OBJECTIVE:
Copy out the entries in full and with complete accuracy; pictures are excluded.
BEGIN DATA TO USE
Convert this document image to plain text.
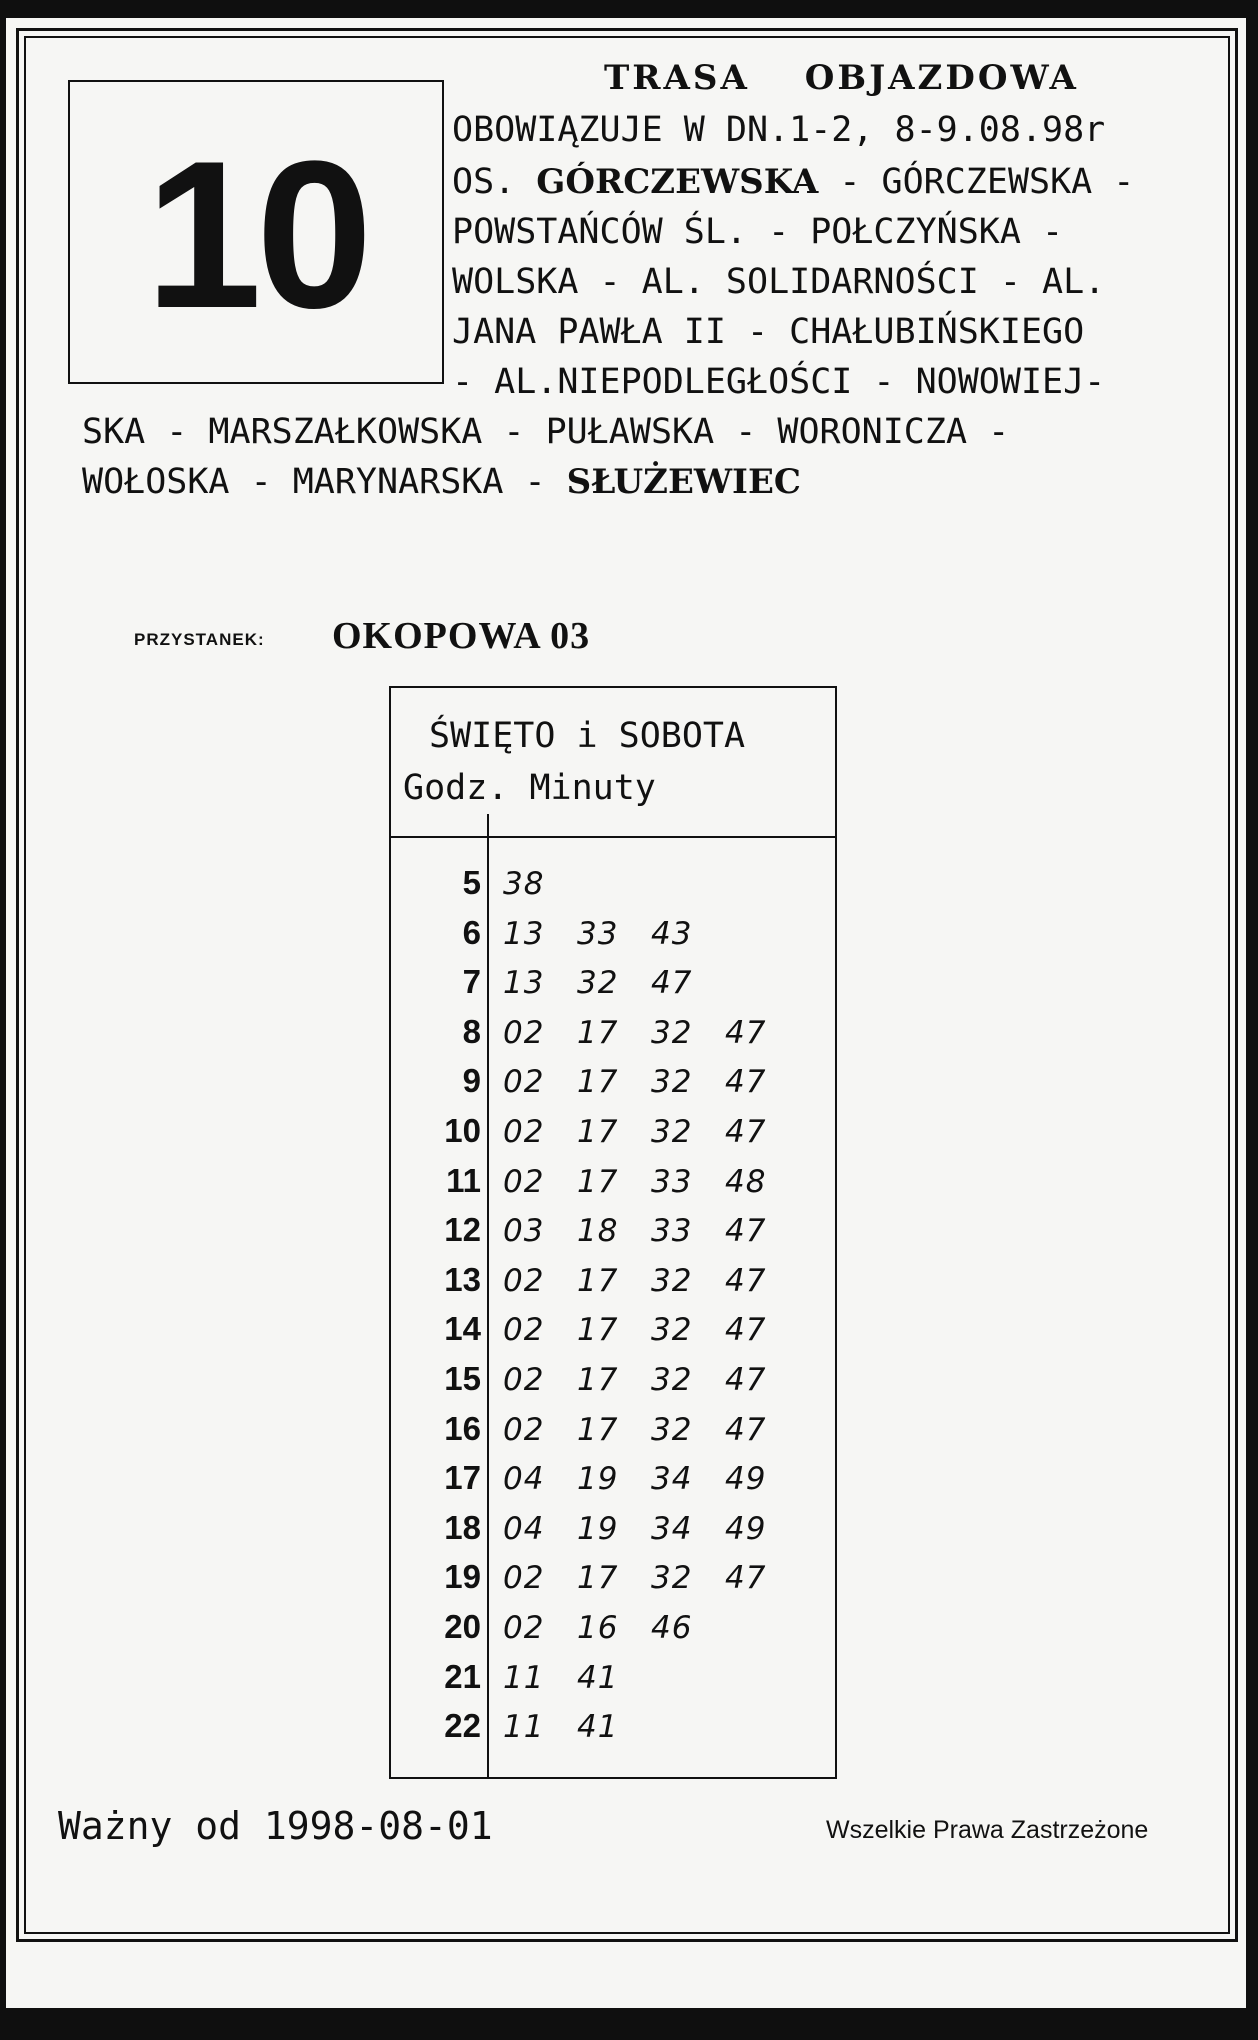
10
TRASA OBJAZDOWA
OBOWIĄZUJE W DN.1-2, 8-9.08.98r
OS. GÓRCZEWSKA - GÓRCZEWSKA -
POWSTAŃCÓW ŚL. - POŁCZYŃSKA -
WOLSKA - AL. SOLIDARNOŚCI - AL.
JANA PAWŁA II - CHAŁUBIŃSKIEGO
- AL.NIEPODLEGŁOŚCI - NOWOWIEJ-
SKA - MARSZAŁKOWSKA - PUŁAWSKA - WORONICZA -
WOŁOSKA - MARYNARSKA - SŁUŻEWIEC
PRZYSTANEK: OKOPOWA 03
ŚWIĘTO i SOBOTA
Godz. Minuty
5 38
6 13 33 43
7 13 32 47
8 02 17 32 47
9 02 17 32 47
10 02 17 32 47
11 02 17 33 48
12 03 18 33 47
13 02 17 32 47
14 02 17 32 47
15 02 17 32 47
16 02 17 32 47
17 04 19 34 49
18 04 19 34 49
19 02 17 32 47
20 02 16 46
21 11 41
22 11 41
Ważny od 1998-08-01	Wszelkie Prawa Zastrzeżone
END DATA TO USE
REPLY:
Convert this document image to plain text.
10
TRASA OBJAZDOWA
OBOWIĄZUJE W DN.1-2, 8-9.08.98r
OS. GÓRCZEWSKA - GÓRCZEWSKA -
POWSTAŃCÓW ŚL. - POŁCZYŃSKA -
WOLSKA - AL. SOLIDARNOŚCI - AL.
JANA PAWŁA II - CHAŁUBIŃSKIEGO
- AL.NIEPODLEGŁOŚCI - NOWOWIEJ-
SKA - MARSZAŁKOWSKA - PUŁAWSKA - WORONICZA -
WOŁOSKA - MARYNARSKA - SŁUŻEWIEC
PRZYSTANEK: OKOPOWA 03
ŚWIĘTO i SOBOTA
Godz. Minuty
5 38
6 13 33 43
7 13 32 47
8 02 17 32 47
9 02 17 32 47
10 02 17 32 47
11 02 17 33 48
12 03 18 33 47
13 02 17 32 47
14 02 17 32 47
15 02 17 32 47
16 02 17 32 47
17 04 19 34 49
18 04 19 34 49
19 02 17 32 47
20 02 16 46
21 11 41
22 11 41
Ważny od 1998-08-01	Wszelkie Prawa Zastrzeżone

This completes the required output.